# PROBLEM
Restate the entries below word for word, omitting nothing.

--- START OF SUPPLIED DATA ---

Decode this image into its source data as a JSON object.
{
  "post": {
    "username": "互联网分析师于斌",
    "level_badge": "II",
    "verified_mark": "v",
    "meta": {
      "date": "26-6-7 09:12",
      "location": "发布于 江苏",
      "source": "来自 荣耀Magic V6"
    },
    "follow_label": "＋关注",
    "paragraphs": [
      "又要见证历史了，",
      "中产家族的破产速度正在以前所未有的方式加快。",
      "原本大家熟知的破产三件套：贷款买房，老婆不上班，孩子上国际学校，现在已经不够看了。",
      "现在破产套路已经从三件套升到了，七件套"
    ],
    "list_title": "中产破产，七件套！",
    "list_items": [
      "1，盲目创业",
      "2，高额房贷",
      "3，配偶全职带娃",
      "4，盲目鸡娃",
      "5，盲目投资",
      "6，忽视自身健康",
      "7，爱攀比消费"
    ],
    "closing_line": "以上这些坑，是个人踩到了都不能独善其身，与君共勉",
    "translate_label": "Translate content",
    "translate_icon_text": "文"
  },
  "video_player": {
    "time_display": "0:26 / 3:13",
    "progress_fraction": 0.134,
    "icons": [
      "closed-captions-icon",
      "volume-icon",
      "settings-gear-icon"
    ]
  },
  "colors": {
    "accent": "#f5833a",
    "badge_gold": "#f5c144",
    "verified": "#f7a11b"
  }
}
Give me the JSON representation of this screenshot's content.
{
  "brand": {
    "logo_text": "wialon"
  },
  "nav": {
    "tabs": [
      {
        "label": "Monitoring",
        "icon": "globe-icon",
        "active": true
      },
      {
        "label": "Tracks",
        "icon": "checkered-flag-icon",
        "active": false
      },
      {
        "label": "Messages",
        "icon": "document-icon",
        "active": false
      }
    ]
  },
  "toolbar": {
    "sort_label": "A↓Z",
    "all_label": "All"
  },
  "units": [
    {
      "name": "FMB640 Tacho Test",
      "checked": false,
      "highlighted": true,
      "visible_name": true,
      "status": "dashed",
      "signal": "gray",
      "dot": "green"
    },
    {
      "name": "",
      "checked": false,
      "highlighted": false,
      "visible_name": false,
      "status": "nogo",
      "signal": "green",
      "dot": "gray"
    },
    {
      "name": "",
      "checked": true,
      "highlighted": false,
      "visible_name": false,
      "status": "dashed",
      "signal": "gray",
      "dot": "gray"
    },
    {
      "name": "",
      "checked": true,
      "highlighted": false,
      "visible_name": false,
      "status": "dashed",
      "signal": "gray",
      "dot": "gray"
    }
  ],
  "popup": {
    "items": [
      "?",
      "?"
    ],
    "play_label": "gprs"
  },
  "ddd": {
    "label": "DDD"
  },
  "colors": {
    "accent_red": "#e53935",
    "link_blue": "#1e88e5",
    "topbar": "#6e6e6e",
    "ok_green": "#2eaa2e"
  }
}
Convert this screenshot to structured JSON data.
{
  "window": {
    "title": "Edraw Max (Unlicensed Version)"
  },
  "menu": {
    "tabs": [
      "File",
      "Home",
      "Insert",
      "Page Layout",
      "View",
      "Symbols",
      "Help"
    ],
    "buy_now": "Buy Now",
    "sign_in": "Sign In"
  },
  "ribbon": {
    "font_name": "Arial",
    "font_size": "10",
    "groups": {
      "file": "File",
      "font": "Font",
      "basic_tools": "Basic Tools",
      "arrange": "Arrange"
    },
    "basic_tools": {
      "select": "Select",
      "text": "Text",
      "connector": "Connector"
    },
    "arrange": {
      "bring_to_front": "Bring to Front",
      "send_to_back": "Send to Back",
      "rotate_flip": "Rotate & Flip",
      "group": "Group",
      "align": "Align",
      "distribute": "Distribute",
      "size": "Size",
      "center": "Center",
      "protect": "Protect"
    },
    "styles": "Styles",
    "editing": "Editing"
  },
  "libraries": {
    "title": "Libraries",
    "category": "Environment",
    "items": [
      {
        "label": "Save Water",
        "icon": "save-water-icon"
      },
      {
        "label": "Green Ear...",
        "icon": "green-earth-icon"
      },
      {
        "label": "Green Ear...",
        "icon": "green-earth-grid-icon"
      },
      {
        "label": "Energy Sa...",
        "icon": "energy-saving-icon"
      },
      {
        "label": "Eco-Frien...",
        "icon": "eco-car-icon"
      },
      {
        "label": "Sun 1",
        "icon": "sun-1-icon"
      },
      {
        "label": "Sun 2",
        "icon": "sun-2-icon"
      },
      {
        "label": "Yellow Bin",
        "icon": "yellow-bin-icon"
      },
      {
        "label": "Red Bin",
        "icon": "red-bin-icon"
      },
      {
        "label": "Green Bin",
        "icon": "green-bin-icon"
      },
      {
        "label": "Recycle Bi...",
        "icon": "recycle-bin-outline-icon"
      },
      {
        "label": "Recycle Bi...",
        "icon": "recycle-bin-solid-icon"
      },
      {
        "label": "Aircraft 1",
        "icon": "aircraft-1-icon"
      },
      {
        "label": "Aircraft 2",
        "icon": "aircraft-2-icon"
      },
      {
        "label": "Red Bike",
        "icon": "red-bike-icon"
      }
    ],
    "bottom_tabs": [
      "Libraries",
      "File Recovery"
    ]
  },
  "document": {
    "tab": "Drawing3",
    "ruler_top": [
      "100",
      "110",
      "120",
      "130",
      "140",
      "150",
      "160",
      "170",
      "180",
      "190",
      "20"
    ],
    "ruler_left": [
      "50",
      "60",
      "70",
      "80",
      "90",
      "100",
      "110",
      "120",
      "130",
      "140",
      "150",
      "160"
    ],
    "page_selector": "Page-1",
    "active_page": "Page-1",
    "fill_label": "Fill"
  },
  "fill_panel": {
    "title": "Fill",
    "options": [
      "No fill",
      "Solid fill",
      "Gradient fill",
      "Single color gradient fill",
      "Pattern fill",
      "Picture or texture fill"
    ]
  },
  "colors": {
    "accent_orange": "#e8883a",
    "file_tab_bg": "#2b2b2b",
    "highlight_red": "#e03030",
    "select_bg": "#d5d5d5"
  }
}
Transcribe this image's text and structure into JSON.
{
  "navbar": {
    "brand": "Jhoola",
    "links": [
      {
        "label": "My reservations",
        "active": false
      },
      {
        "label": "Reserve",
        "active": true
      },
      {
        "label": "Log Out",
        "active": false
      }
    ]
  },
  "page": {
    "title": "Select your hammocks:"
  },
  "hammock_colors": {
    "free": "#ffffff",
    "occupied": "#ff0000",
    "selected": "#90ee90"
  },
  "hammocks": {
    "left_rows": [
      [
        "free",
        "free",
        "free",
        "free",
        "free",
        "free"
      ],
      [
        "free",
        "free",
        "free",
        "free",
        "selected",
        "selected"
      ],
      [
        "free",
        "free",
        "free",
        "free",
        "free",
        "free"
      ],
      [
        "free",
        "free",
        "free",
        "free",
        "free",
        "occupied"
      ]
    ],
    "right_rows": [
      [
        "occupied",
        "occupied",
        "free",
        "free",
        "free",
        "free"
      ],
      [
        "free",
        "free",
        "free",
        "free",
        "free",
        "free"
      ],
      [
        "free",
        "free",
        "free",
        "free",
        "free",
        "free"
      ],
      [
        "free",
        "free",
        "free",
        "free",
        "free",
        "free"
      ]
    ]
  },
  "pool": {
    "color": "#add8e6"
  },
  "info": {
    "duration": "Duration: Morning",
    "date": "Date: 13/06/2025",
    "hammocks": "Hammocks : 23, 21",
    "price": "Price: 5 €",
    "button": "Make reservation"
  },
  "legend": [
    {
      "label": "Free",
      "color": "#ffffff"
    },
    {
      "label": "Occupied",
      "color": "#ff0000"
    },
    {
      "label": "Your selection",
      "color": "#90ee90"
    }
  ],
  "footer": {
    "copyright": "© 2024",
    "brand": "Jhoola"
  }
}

--- END OF SUPPLIED DATA ---

# EXERCISE SOLUTION
Decode this image into its source data as a JSON object.
{
  "post": {
    "username": "互联网分析师于斌",
    "level_badge": "II",
    "verified_mark": "v",
    "meta": {
      "date": "26-6-7 09:12",
      "location": "发布于 江苏",
      "source": "来自 荣耀Magic V6"
    },
    "follow_label": "＋关注",
    "paragraphs": [
      "又要见证历史了，",
      "中产家族的破产速度正在以前所未有的方式加快。",
      "原本大家熟知的破产三件套：贷款买房，老婆不上班，孩子上国际学校，现在已经不够看了。",
      "现在破产套路已经从三件套升到了，七件套"
    ],
    "list_title": "中产破产，七件套！",
    "list_items": [
      "1，盲目创业",
      "2，高额房贷",
      "3，配偶全职带娃",
      "4，盲目鸡娃",
      "5，盲目投资",
      "6，忽视自身健康",
      "7，爱攀比消费"
    ],
    "closing_line": "以上这些坑，是个人踩到了都不能独善其身，与君共勉",
    "translate_label": "Translate content",
    "translate_icon_text": "文"
  },
  "video_player": {
    "time_display": "0:26 / 3:13",
    "progress_fraction": 0.134,
    "icons": [
      "closed-captions-icon",
      "volume-icon",
      "settings-gear-icon"
    ]
  },
  "colors": {
    "accent": "#f5833a",
    "badge_gold": "#f5c144",
    "verified": "#f7a11b"
  }
}
Give me the JSON representation of this screenshot's content.
{
  "brand": {
    "logo_text": "wialon"
  },
  "nav": {
    "tabs": [
      {
        "label": "Monitoring",
        "icon": "globe-icon",
        "active": true
      },
      {
        "label": "Tracks",
        "icon": "checkered-flag-icon",
        "active": false
      },
      {
        "label": "Messages",
        "icon": "document-icon",
        "active": false
      }
    ]
  },
  "toolbar": {
    "sort_label": "A↓Z",
    "all_label": "All"
  },
  "units": [
    {
      "name": "FMB640 Tacho Test",
      "checked": false,
      "highlighted": true,
      "visible_name": true,
      "status": "dashed",
      "signal": "gray",
      "dot": "green"
    },
    {
      "name": "",
      "checked": false,
      "highlighted": false,
      "visible_name": false,
      "status": "nogo",
      "signal": "green",
      "dot": "gray"
    },
    {
      "name": "",
      "checked": true,
      "highlighted": false,
      "visible_name": false,
      "status": "dashed",
      "signal": "gray",
      "dot": "gray"
    },
    {
      "name": "",
      "checked": true,
      "highlighted": false,
      "visible_name": false,
      "status": "dashed",
      "signal": "gray",
      "dot": "gray"
    }
  ],
  "popup": {
    "items": [
      "?",
      "?"
    ],
    "play_label": "gprs"
  },
  "ddd": {
    "label": "DDD"
  },
  "colors": {
    "accent_red": "#e53935",
    "link_blue": "#1e88e5",
    "topbar": "#6e6e6e",
    "ok_green": "#2eaa2e"
  }
}
Convert this screenshot to structured JSON data.
{
  "window": {
    "title": "Edraw Max (Unlicensed Version)"
  },
  "menu": {
    "tabs": [
      "File",
      "Home",
      "Insert",
      "Page Layout",
      "View",
      "Symbols",
      "Help"
    ],
    "buy_now": "Buy Now",
    "sign_in": "Sign In"
  },
  "ribbon": {
    "font_name": "Arial",
    "font_size": "10",
    "groups": {
      "file": "File",
      "font": "Font",
      "basic_tools": "Basic Tools",
      "arrange": "Arrange"
    },
    "basic_tools": {
      "select": "Select",
      "text": "Text",
      "connector": "Connector"
    },
    "arrange": {
      "bring_to_front": "Bring to Front",
      "send_to_back": "Send to Back",
      "rotate_flip": "Rotate & Flip",
      "group": "Group",
      "align": "Align",
      "distribute": "Distribute",
      "size": "Size",
      "center": "Center",
      "protect": "Protect"
    },
    "styles": "Styles",
    "editing": "Editing"
  },
  "libraries": {
    "title": "Libraries",
    "category": "Environment",
    "items": [
      {
        "label": "Save Water",
        "icon": "save-water-icon"
      },
      {
        "label": "Green Ear...",
        "icon": "green-earth-icon"
      },
      {
        "label": "Green Ear...",
        "icon": "green-earth-grid-icon"
      },
      {
        "label": "Energy Sa...",
        "icon": "energy-saving-icon"
      },
      {
        "label": "Eco-Frien...",
        "icon": "eco-car-icon"
      },
      {
        "label": "Sun 1",
        "icon": "sun-1-icon"
      },
      {
        "label": "Sun 2",
        "icon": "sun-2-icon"
      },
      {
        "label": "Yellow Bin",
        "icon": "yellow-bin-icon"
      },
      {
        "label": "Red Bin",
        "icon": "red-bin-icon"
      },
      {
        "label": "Green Bin",
        "icon": "green-bin-icon"
      },
      {
        "label": "Recycle Bi...",
        "icon": "recycle-bin-outline-icon"
      },
      {
        "label": "Recycle Bi...",
        "icon": "recycle-bin-solid-icon"
      },
      {
        "label": "Aircraft 1",
        "icon": "aircraft-1-icon"
      },
      {
        "label": "Aircraft 2",
        "icon": "aircraft-2-icon"
      },
      {
        "label": "Red Bike",
        "icon": "red-bike-icon"
      }
    ],
    "bottom_tabs": [
      "Libraries",
      "File Recovery"
    ]
  },
  "document": {
    "tab": "Drawing3",
    "ruler_top": [
      "100",
      "110",
      "120",
      "130",
      "140",
      "150",
      "160",
      "170",
      "180",
      "190",
      "20"
    ],
    "ruler_left": [
      "50",
      "60",
      "70",
      "80",
      "90",
      "100",
      "110",
      "120",
      "130",
      "140",
      "150",
      "160"
    ],
    "page_selector": "Page-1",
    "active_page": "Page-1",
    "fill_label": "Fill"
  },
  "fill_panel": {
    "title": "Fill",
    "options": [
      "No fill",
      "Solid fill",
      "Gradient fill",
      "Single color gradient fill",
      "Pattern fill",
      "Picture or texture fill"
    ]
  },
  "colors": {
    "accent_orange": "#e8883a",
    "file_tab_bg": "#2b2b2b",
    "highlight_red": "#e03030",
    "select_bg": "#d5d5d5"
  }
}
Transcribe this image's text and structure into JSON.
{
  "navbar": {
    "brand": "Jhoola",
    "links": [
      {
        "label": "My reservations",
        "active": false
      },
      {
        "label": "Reserve",
        "active": true
      },
      {
        "label": "Log Out",
        "active": false
      }
    ]
  },
  "page": {
    "title": "Select your hammocks:"
  },
  "hammock_colors": {
    "free": "#ffffff",
    "occupied": "#ff0000",
    "selected": "#90ee90"
  },
  "hammocks": {
    "left_rows": [
      [
        "free",
        "free",
        "free",
        "free",
        "free",
        "free"
      ],
      [
        "free",
        "free",
        "free",
        "free",
        "selected",
        "selected"
      ],
      [
        "free",
        "free",
        "free",
        "free",
        "free",
        "free"
      ],
      [
        "free",
        "free",
        "free",
        "free",
        "free",
        "occupied"
      ]
    ],
    "right_rows": [
      [
        "occupied",
        "occupied",
        "free",
        "free",
        "free",
        "free"
      ],
      [
        "free",
        "free",
        "free",
        "free",
        "free",
        "free"
      ],
      [
        "free",
        "free",
        "free",
        "free",
        "free",
        "free"
      ],
      [
        "free",
        "free",
        "free",
        "free",
        "free",
        "free"
      ]
    ]
  },
  "pool": {
    "color": "#add8e6"
  },
  "info": {
    "duration": "Duration: Morning",
    "date": "Date: 13/06/2025",
    "hammocks": "Hammocks : 23, 21",
    "price": "Price: 5 €",
    "button": "Make reservation"
  },
  "legend": [
    {
      "label": "Free",
      "color": "#ffffff"
    },
    {
      "label": "Occupied",
      "color": "#ff0000"
    },
    {
      "label": "Your selection",
      "color": "#90ee90"
    }
  ],
  "footer": {
    "copyright": "© 2024",
    "brand": "Jhoola"
  }
}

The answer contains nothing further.